Put every row below into a Markdown table with two columns, No and Line. Number the rows in order, place each full line beside its number, and skip any blank lines.
** START Given data **
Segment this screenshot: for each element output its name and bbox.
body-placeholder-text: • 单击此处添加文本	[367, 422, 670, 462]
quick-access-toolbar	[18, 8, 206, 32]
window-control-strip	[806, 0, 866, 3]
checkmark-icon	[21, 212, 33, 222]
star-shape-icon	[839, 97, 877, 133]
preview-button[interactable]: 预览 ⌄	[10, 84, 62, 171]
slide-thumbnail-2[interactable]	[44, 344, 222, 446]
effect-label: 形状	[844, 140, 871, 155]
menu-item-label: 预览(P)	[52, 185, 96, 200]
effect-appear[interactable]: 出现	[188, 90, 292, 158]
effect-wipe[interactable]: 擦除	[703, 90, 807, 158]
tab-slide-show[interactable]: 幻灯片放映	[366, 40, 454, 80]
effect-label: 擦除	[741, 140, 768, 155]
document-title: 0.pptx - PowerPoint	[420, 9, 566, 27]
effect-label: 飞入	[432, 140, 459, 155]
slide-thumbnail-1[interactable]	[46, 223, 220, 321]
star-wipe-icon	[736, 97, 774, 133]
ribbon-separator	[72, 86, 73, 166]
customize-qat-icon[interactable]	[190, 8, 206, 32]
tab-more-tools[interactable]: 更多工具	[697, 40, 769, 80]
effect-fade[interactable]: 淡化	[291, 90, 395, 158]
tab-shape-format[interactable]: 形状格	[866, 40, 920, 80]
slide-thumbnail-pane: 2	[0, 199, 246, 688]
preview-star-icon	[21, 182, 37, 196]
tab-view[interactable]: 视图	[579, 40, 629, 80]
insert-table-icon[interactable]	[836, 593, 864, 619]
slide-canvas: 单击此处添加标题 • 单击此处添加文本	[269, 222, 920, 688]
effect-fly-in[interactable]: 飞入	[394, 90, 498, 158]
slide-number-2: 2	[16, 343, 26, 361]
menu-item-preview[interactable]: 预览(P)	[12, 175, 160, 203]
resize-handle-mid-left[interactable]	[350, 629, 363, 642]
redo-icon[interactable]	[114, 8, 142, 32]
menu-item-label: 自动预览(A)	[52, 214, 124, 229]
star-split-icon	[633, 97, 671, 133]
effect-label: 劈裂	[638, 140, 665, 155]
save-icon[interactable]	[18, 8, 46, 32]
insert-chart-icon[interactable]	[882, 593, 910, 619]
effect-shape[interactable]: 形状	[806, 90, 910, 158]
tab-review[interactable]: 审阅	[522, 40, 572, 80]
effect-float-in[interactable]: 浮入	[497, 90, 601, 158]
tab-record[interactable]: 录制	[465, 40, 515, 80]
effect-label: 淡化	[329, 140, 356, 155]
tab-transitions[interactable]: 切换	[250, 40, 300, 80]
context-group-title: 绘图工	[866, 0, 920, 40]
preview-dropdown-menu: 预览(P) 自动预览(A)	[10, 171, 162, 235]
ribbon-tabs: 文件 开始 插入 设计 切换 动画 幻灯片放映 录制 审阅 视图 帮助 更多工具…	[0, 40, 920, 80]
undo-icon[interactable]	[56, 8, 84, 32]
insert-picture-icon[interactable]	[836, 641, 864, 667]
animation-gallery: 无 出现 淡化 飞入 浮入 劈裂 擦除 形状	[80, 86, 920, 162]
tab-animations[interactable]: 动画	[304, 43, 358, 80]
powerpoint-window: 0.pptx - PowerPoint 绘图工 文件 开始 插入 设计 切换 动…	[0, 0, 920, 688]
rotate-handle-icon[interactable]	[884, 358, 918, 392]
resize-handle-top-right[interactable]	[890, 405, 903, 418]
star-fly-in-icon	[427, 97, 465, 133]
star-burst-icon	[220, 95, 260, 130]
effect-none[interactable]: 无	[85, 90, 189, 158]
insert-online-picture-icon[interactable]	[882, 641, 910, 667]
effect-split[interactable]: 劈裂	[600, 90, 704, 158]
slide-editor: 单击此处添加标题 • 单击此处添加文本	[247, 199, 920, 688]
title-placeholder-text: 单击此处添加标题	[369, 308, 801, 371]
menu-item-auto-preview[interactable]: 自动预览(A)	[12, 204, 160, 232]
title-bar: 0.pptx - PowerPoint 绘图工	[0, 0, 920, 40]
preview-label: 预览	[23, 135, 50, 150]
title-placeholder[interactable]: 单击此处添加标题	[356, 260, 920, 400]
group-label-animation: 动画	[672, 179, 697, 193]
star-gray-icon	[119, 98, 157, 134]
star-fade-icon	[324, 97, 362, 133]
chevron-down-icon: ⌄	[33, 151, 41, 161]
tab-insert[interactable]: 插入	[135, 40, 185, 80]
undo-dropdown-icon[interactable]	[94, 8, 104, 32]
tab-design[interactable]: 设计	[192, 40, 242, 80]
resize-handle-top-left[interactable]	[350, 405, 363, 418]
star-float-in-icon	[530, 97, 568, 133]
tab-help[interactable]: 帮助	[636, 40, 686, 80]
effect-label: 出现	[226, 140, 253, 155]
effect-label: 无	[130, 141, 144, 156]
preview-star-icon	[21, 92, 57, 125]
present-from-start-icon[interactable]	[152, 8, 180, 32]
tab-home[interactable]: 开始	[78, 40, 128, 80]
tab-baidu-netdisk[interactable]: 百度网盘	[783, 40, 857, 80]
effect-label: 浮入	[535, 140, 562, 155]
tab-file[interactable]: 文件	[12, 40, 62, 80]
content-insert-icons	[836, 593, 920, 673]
** END Given data **
- **Response to the exercise**:
| No | Line |
|---|---|
| 1 | Segment this screenshot: for each element output its name and bbox. |
| 2 | body-placeholder-text: • 单击此处添加文本	[367, 422, 670, 462] |
| 3 | quick-access-toolbar	[18, 8, 206, 32] |
| 4 | window-control-strip	[806, 0, 866, 3] |
| 5 | checkmark-icon	[21, 212, 33, 222] |
| 6 | star-shape-icon	[839, 97, 877, 133] |
| 7 | preview-button[interactable]: 预览 ⌄	[10, 84, 62, 171] |
| 8 | slide-thumbnail-2[interactable]	[44, 344, 222, 446] |
| 9 | effect-label: 形状	[844, 140, 871, 155] |
| 10 | menu-item-label: 预览(P)	[52, 185, 96, 200] |
| 11 | effect-appear[interactable]: 出现	[188, 90, 292, 158] |
| 12 | effect-wipe[interactable]: 擦除	[703, 90, 807, 158] |
| 13 | tab-slide-show[interactable]: 幻灯片放映	[366, 40, 454, 80] |
| 14 | effect-label: 擦除	[741, 140, 768, 155] |
| 15 | document-title: 0.pptx - PowerPoint	[420, 9, 566, 27] |
| 16 | effect-label: 飞入	[432, 140, 459, 155] |
| 17 | slide-thumbnail-1[interactable]	[46, 223, 220, 321] |
| 18 | star-wipe-icon	[736, 97, 774, 133] |
| 19 | ribbon-separator	[72, 86, 73, 166] |
| 20 | customize-qat-icon[interactable]	[190, 8, 206, 32] |
| 21 | tab-more-tools[interactable]: 更多工具	[697, 40, 769, 80] |
| 22 | effect-fade[interactable]: 淡化	[291, 90, 395, 158] |
| 23 | tab-shape-format[interactable]: 形状格	[866, 40, 920, 80] |
| 24 | slide-thumbnail-pane: 2	[0, 199, 246, 688] |
| 25 | preview-star-icon	[21, 182, 37, 196] |
| 26 | tab-view[interactable]: 视图	[579, 40, 629, 80] |
| 27 | insert-table-icon[interactable]	[836, 593, 864, 619] |
| 28 | slide-canvas: 单击此处添加标题 • 单击此处添加文本	[269, 222, 920, 688] |
| 29 | effect-fly-in[interactable]: 飞入	[394, 90, 498, 158] |
| 30 | slide-number-2: 2	[16, 343, 26, 361] |
| 31 | menu-item-preview[interactable]: 预览(P)	[12, 175, 160, 203] |
| 32 | resize-handle-mid-left[interactable]	[350, 629, 363, 642] |
| 33 | redo-icon[interactable]	[114, 8, 142, 32] |
| 34 | menu-item-label: 自动预览(A)	[52, 214, 124, 229] |
| 35 | star-split-icon	[633, 97, 671, 133] |
| 36 | effect-label: 劈裂	[638, 140, 665, 155] |
| 37 | save-icon[interactable]	[18, 8, 46, 32] |
| 38 | insert-chart-icon[interactable]	[882, 593, 910, 619] |
| 39 | effect-shape[interactable]: 形状	[806, 90, 910, 158] |
| 40 | tab-review[interactable]: 审阅	[522, 40, 572, 80] |
| 41 | effect-float-in[interactable]: 浮入	[497, 90, 601, 158] |
| 42 | tab-record[interactable]: 录制	[465, 40, 515, 80] |
| 43 | effect-label: 淡化	[329, 140, 356, 155] |
| 44 | tab-transitions[interactable]: 切换	[250, 40, 300, 80] |
| 45 | context-group-title: 绘图工	[866, 0, 920, 40] |
| 46 | preview-dropdown-menu: 预览(P) 自动预览(A)	[10, 171, 162, 235] |
| 47 | ribbon-tabs: 文件 开始 插入 设计 切换 动画 幻灯片放映 录制 审阅 视图 帮助 更多工具…	[0, 40, 920, 80] |
| 48 | undo-icon[interactable]	[56, 8, 84, 32] |
| 49 | insert-picture-icon[interactable]	[836, 641, 864, 667] |
| 50 | animation-gallery: 无 出现 淡化 飞入 浮入 劈裂 擦除 形状	[80, 86, 920, 162] |
| 51 | tab-animations[interactable]: 动画	[304, 43, 358, 80] |
| 52 | powerpoint-window: 0.pptx - PowerPoint 绘图工 文件 开始 插入 设计 切换 动…	[0, 0, 920, 688] |
| 53 | rotate-handle-icon[interactable]	[884, 358, 918, 392] |
| 54 | resize-handle-top-right[interactable]	[890, 405, 903, 418] |
| 55 | star-fly-in-icon	[427, 97, 465, 133] |
| 56 | star-burst-icon	[220, 95, 260, 130] |
| 57 | effect-none[interactable]: 无	[85, 90, 189, 158] |
| 58 | insert-online-picture-icon[interactable]	[882, 641, 910, 667] |
| 59 | effect-split[interactable]: 劈裂	[600, 90, 704, 158] |
| 60 | slide-editor: 单击此处添加标题 • 单击此处添加文本	[247, 199, 920, 688] |
| 61 | title-placeholder-text: 单击此处添加标题	[369, 308, 801, 371] |
| 62 | menu-item-auto-preview[interactable]: 自动预览(A)	[12, 204, 160, 232] |
| 63 | title-bar: 0.pptx - PowerPoint 绘图工	[0, 0, 920, 40] |
| 64 | preview-label: 预览	[23, 135, 50, 150] |
| 65 | title-placeholder[interactable]: 单击此处添加标题	[356, 260, 920, 400] |
| 66 | group-label-animation: 动画	[672, 179, 697, 193] |
| 67 | star-gray-icon	[119, 98, 157, 134] |
| 68 | star-fade-icon	[324, 97, 362, 133] |
| 69 | chevron-down-icon: ⌄	[33, 151, 41, 161] |
| 70 | tab-insert[interactable]: 插入	[135, 40, 185, 80] |
| 71 | undo-dropdown-icon[interactable]	[94, 8, 104, 32] |
| 72 | tab-design[interactable]: 设计	[192, 40, 242, 80] |
| 73 | resize-handle-top-left[interactable]	[350, 405, 363, 418] |
| 74 | star-float-in-icon	[530, 97, 568, 133] |
| 75 | tab-help[interactable]: 帮助	[636, 40, 686, 80] |
| 76 | effect-label: 出现	[226, 140, 253, 155] |
| 77 | effect-label: 无	[130, 141, 144, 156] |
| 78 | preview-star-icon	[21, 92, 57, 125] |
| 79 | present-from-start-icon[interactable]	[152, 8, 180, 32] |
| 80 | tab-home[interactable]: 开始	[78, 40, 128, 80] |
| 81 | tab-baidu-netdisk[interactable]: 百度网盘	[783, 40, 857, 80] |
| 82 | effect-label: 浮入	[535, 140, 562, 155] |
| 83 | tab-file[interactable]: 文件	[12, 40, 62, 80] |
| 84 | content-insert-icons	[836, 593, 920, 673] |